AIM
Return each line of the data below verbatim; pictures are to be left out.

ENTRIES SUPPLIED
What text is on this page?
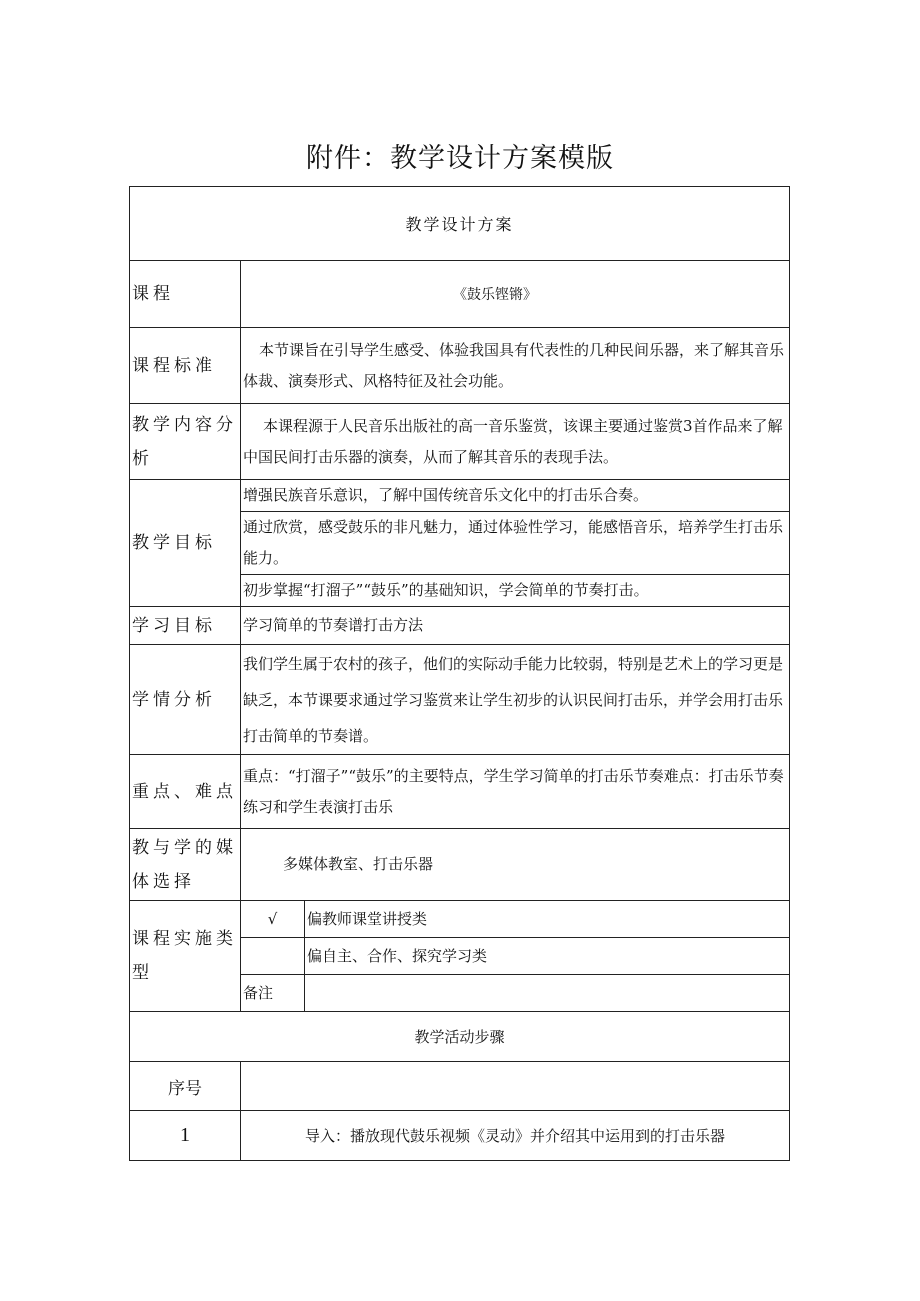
附件：教学设计方案模版
教学设计方案		
课程	《鼓乐铿锵》	
课程标准	本节课旨在引导学生感受、体验我国具有代表性的几种民间乐器，来了解其音乐体裁、演奏形式、风格特征及社会功能。	
教学内容分析	本课程源于人民音乐出版社的高一音乐鉴赏，该课主要通过鉴赏3首作品来了解中国民间打击乐器的演奏，从而了解其音乐的表现手法。	
教学目标	增强民族音乐意识，了解中国传统音乐文化中的打击乐合奏。	
	通过欣赏，感受鼓乐的非凡魅力，通过体验性学习，能感悟音乐，培养学生打击乐能力。	
	初步掌握“打溜子”“鼓乐”的基础知识，学会简单的节奏打击。	
学习目标	学习简单的节奏谱打击方法	
学情分析	我们学生属于农村的孩子，他们的实际动手能力比较弱，特别是艺术上的学习更是缺乏，本节课要求通过学习鉴赏来让学生初步的认识民间打击乐，并学会用打击乐打击简单的节奏谱。	
重点、难点	重点：“打溜子”“鼓乐”的主要特点，学生学习简单的打击乐节奏难点：打击乐节奏练习和学生表演打击乐	
教与学的媒体选择	多媒体教室、打击乐器	
课程实施类型	√	偏教师课堂讲授类
		偏自主、合作、探究学习类
	备注	
教学活动步骤		
序号		
1	导入：播放现代鼓乐视频《灵动》并介绍其中运用到的打击乐器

COMPLETE OUTPUT
What text is on this page?
附件：教学设计方案模版
教学设计方案		
课程	《鼓乐铿锵》	
课程标准	本节课旨在引导学生感受、体验我国具有代表性的几种民间乐器，来了解其音乐体裁、演奏形式、风格特征及社会功能。	
教学内容分析	本课程源于人民音乐出版社的高一音乐鉴赏，该课主要通过鉴赏3首作品来了解中国民间打击乐器的演奏，从而了解其音乐的表现手法。	
教学目标	增强民族音乐意识，了解中国传统音乐文化中的打击乐合奏。	
	通过欣赏，感受鼓乐的非凡魅力，通过体验性学习，能感悟音乐，培养学生打击乐能力。	
	初步掌握“打溜子”“鼓乐”的基础知识，学会简单的节奏打击。	
学习目标	学习简单的节奏谱打击方法	
学情分析	我们学生属于农村的孩子，他们的实际动手能力比较弱，特别是艺术上的学习更是缺乏，本节课要求通过学习鉴赏来让学生初步的认识民间打击乐，并学会用打击乐打击简单的节奏谱。	
重点、难点	重点：“打溜子”“鼓乐”的主要特点，学生学习简单的打击乐节奏难点：打击乐节奏练习和学生表演打击乐	
教与学的媒体选择	多媒体教室、打击乐器	
课程实施类型	√	偏教师课堂讲授类
		偏自主、合作、探究学习类
	备注	
教学活动步骤		
序号		
1	导入：播放现代鼓乐视频《灵动》并介绍其中运用到的打击乐器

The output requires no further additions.